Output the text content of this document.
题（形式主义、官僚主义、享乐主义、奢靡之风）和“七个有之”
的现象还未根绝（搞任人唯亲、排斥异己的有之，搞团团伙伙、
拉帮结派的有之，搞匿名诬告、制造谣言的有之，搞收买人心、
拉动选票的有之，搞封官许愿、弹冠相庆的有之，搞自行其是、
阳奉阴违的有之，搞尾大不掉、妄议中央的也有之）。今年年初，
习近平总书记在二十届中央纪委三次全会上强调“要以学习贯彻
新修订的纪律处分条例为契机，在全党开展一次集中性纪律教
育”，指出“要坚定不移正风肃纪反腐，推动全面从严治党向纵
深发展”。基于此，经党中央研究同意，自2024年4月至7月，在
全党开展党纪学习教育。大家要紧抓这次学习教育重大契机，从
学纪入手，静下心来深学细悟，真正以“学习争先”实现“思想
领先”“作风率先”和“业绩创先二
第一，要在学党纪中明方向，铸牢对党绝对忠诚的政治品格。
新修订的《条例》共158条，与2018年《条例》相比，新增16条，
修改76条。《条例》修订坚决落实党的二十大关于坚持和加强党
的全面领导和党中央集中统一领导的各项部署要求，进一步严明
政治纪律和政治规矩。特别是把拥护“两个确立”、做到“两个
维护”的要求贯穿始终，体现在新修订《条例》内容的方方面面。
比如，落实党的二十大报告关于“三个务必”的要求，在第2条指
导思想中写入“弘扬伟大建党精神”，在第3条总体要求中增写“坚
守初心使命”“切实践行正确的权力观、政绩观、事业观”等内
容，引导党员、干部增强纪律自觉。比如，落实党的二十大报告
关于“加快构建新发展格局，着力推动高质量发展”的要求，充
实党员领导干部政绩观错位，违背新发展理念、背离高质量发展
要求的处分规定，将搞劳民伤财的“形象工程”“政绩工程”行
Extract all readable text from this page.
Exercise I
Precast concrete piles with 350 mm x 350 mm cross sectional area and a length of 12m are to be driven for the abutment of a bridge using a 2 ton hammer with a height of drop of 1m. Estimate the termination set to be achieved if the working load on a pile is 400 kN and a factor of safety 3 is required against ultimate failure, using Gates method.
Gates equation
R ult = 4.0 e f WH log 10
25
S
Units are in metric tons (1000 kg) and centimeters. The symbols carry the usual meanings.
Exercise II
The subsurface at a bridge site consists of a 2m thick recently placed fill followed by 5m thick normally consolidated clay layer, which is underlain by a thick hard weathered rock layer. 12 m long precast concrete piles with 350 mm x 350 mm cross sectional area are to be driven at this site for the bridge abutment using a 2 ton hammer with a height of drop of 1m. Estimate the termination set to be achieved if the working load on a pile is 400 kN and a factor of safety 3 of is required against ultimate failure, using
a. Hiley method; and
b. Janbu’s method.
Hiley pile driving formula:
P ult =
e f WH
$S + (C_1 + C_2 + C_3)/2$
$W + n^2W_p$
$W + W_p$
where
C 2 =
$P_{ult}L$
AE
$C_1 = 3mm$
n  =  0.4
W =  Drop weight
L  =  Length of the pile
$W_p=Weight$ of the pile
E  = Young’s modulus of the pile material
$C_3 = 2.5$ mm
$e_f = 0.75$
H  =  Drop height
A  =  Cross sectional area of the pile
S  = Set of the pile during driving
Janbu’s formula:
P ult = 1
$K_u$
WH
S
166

☆ ☆ ☆ ☆

Extract from the material all lines containing the string "driving".

• _Solution for this task_
Hiley pile driving formula:
S  = Set of the pile during driving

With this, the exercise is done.